From the records below, copy every line that contains the word "shape".

+++ Excerpted data +++

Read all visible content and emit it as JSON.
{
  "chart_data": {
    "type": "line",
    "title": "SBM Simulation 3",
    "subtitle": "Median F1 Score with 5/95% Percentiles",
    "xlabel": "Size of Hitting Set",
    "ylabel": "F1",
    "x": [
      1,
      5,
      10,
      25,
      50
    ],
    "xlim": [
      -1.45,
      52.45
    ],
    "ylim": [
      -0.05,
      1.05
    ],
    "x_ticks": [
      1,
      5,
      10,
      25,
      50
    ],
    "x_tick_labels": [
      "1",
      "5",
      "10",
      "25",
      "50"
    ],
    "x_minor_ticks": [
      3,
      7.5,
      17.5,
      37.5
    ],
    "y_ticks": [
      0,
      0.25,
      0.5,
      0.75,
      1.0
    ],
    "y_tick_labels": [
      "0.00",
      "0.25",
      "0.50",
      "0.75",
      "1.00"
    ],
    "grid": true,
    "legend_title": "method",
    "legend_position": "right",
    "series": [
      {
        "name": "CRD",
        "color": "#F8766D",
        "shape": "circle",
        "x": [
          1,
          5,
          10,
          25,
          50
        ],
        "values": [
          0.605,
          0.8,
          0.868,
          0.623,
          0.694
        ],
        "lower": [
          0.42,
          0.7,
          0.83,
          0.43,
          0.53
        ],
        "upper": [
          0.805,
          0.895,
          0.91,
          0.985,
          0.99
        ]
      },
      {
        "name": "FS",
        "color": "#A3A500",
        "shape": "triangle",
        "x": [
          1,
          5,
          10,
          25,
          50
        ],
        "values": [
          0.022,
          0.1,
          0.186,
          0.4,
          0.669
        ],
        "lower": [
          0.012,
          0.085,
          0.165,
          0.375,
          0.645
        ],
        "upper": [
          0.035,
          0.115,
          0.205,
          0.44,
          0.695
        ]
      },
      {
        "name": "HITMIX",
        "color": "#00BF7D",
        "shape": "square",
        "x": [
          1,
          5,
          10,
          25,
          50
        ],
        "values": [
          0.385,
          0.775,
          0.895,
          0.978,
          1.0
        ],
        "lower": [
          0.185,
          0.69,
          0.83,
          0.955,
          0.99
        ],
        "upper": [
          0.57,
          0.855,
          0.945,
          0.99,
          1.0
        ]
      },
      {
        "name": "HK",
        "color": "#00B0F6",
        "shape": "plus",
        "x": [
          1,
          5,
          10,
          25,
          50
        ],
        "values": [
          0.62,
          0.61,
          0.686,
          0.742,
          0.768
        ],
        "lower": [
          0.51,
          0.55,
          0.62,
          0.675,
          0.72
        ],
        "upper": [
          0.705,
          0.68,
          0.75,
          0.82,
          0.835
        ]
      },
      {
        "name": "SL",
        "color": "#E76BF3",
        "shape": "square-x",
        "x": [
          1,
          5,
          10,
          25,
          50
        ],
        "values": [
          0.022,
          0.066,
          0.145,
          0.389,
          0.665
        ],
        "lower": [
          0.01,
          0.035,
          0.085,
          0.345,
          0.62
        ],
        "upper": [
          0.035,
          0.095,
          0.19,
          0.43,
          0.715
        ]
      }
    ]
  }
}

+++

Output of the exercise -
        "shape": "circle",
        "shape": "triangle",
        "shape": "square",
        "shape": "plus",
        "shape": "square-x",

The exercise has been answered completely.